#### Aim of the exercise:
Every line of the material below must be repeated exactly.

═════ Material provided

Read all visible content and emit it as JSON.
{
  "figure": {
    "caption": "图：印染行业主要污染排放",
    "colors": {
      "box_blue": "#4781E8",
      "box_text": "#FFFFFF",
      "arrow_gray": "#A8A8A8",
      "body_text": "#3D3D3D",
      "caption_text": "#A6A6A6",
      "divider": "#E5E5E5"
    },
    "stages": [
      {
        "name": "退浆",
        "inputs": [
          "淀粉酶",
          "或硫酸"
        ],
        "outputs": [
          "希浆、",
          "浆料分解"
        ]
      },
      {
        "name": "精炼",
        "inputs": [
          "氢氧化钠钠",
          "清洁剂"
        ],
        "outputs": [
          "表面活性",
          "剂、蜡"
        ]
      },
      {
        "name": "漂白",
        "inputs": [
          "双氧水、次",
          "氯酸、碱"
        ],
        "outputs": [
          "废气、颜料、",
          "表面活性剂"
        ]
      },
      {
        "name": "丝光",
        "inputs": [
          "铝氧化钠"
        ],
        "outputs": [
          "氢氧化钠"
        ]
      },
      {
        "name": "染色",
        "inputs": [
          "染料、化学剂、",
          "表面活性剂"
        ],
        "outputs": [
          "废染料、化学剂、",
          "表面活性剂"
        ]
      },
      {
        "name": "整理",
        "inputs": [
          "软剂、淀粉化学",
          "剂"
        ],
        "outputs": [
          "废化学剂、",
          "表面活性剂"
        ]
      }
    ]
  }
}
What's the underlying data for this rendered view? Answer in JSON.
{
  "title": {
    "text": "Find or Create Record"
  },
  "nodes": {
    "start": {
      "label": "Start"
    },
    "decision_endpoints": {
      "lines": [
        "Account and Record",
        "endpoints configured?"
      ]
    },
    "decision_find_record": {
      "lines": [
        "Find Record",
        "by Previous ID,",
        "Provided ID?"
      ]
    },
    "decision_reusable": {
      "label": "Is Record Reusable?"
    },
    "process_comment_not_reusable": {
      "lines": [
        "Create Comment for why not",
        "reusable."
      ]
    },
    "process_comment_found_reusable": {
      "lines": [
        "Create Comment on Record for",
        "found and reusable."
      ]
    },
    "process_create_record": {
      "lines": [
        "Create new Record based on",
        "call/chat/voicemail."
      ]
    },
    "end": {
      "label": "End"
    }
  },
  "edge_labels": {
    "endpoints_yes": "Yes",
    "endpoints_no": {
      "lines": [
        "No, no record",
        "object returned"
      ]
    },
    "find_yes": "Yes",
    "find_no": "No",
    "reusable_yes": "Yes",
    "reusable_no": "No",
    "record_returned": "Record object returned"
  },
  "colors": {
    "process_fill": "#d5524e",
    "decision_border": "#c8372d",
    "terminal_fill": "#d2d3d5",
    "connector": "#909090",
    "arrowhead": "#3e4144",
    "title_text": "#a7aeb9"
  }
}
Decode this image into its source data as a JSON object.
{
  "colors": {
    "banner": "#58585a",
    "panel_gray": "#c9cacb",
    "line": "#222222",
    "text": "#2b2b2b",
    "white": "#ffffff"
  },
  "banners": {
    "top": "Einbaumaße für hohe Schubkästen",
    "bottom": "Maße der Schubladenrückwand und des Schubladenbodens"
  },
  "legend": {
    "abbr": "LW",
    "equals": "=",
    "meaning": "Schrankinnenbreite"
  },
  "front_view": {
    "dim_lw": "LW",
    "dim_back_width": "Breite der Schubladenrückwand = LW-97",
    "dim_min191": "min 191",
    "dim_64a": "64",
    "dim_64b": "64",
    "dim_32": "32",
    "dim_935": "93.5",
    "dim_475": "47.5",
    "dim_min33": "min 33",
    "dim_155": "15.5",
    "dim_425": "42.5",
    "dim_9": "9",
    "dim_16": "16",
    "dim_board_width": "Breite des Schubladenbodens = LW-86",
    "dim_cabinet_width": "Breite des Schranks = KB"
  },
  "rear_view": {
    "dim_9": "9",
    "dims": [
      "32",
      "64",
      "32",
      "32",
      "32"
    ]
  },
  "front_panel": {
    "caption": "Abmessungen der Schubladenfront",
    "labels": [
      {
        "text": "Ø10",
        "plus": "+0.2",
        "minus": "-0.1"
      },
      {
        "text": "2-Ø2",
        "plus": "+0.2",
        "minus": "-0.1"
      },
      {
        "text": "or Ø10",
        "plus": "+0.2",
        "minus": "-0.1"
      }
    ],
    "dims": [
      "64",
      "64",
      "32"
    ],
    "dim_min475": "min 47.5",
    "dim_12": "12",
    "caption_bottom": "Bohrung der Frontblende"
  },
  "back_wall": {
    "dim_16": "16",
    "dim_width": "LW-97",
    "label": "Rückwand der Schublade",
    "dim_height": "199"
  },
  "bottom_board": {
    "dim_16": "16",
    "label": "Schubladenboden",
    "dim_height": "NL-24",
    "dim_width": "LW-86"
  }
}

══════════

#### Complete answer:
Read all visible content and emit it as JSON.
{
  "figure": {
    "caption": "图：印染行业主要污染排放",
    "colors": {
      "box_blue": "#4781E8",
      "box_text": "#FFFFFF",
      "arrow_gray": "#A8A8A8",
      "body_text": "#3D3D3D",
      "caption_text": "#A6A6A6",
      "divider": "#E5E5E5"
    },
    "stages": [
      {
        "name": "退浆",
        "inputs": [
          "淀粉酶",
          "或硫酸"
        ],
        "outputs": [
          "希浆、",
          "浆料分解"
        ]
      },
      {
        "name": "精炼",
        "inputs": [
          "氢氧化钠钠",
          "清洁剂"
        ],
        "outputs": [
          "表面活性",
          "剂、蜡"
        ]
      },
      {
        "name": "漂白",
        "inputs": [
          "双氧水、次",
          "氯酸、碱"
        ],
        "outputs": [
          "废气、颜料、",
          "表面活性剂"
        ]
      },
      {
        "name": "丝光",
        "inputs": [
          "铝氧化钠"
        ],
        "outputs": [
          "氢氧化钠"
        ]
      },
      {
        "name": "染色",
        "inputs": [
          "染料、化学剂、",
          "表面活性剂"
        ],
        "outputs": [
          "废染料、化学剂、",
          "表面活性剂"
        ]
      },
      {
        "name": "整理",
        "inputs": [
          "软剂、淀粉化学",
          "剂"
        ],
        "outputs": [
          "废化学剂、",
          "表面活性剂"
        ]
      }
    ]
  }
}
What's the underlying data for this rendered view? Answer in JSON.
{
  "title": {
    "text": "Find or Create Record"
  },
  "nodes": {
    "start": {
      "label": "Start"
    },
    "decision_endpoints": {
      "lines": [
        "Account and Record",
        "endpoints configured?"
      ]
    },
    "decision_find_record": {
      "lines": [
        "Find Record",
        "by Previous ID,",
        "Provided ID?"
      ]
    },
    "decision_reusable": {
      "label": "Is Record Reusable?"
    },
    "process_comment_not_reusable": {
      "lines": [
        "Create Comment for why not",
        "reusable."
      ]
    },
    "process_comment_found_reusable": {
      "lines": [
        "Create Comment on Record for",
        "found and reusable."
      ]
    },
    "process_create_record": {
      "lines": [
        "Create new Record based on",
        "call/chat/voicemail."
      ]
    },
    "end": {
      "label": "End"
    }
  },
  "edge_labels": {
    "endpoints_yes": "Yes",
    "endpoints_no": {
      "lines": [
        "No, no record",
        "object returned"
      ]
    },
    "find_yes": "Yes",
    "find_no": "No",
    "reusable_yes": "Yes",
    "reusable_no": "No",
    "record_returned": "Record object returned"
  },
  "colors": {
    "process_fill": "#d5524e",
    "decision_border": "#c8372d",
    "terminal_fill": "#d2d3d5",
    "connector": "#909090",
    "arrowhead": "#3e4144",
    "title_text": "#a7aeb9"
  }
}
Decode this image into its source data as a JSON object.
{
  "colors": {
    "banner": "#58585a",
    "panel_gray": "#c9cacb",
    "line": "#222222",
    "text": "#2b2b2b",
    "white": "#ffffff"
  },
  "banners": {
    "top": "Einbaumaße für hohe Schubkästen",
    "bottom": "Maße der Schubladenrückwand und des Schubladenbodens"
  },
  "legend": {
    "abbr": "LW",
    "equals": "=",
    "meaning": "Schrankinnenbreite"
  },
  "front_view": {
    "dim_lw": "LW",
    "dim_back_width": "Breite der Schubladenrückwand = LW-97",
    "dim_min191": "min 191",
    "dim_64a": "64",
    "dim_64b": "64",
    "dim_32": "32",
    "dim_935": "93.5",
    "dim_475": "47.5",
    "dim_min33": "min 33",
    "dim_155": "15.5",
    "dim_425": "42.5",
    "dim_9": "9",
    "dim_16": "16",
    "dim_board_width": "Breite des Schubladenbodens = LW-86",
    "dim_cabinet_width": "Breite des Schranks = KB"
  },
  "rear_view": {
    "dim_9": "9",
    "dims": [
      "32",
      "64",
      "32",
      "32",
      "32"
    ]
  },
  "front_panel": {
    "caption": "Abmessungen der Schubladenfront",
    "labels": [
      {
        "text": "Ø10",
        "plus": "+0.2",
        "minus": "-0.1"
      },
      {
        "text": "2-Ø2",
        "plus": "+0.2",
        "minus": "-0.1"
      },
      {
        "text": "or Ø10",
        "plus": "+0.2",
        "minus": "-0.1"
      }
    ],
    "dims": [
      "64",
      "64",
      "32"
    ],
    "dim_min475": "min 47.5",
    "dim_12": "12",
    "caption_bottom": "Bohrung der Frontblende"
  },
  "back_wall": {
    "dim_16": "16",
    "dim_width": "LW-97",
    "label": "Rückwand der Schublade",
    "dim_height": "199"
  },
  "bottom_board": {
    "dim_16": "16",
    "label": "Schubladenboden",
    "dim_height": "NL-24",
    "dim_width": "LW-86"
  }
}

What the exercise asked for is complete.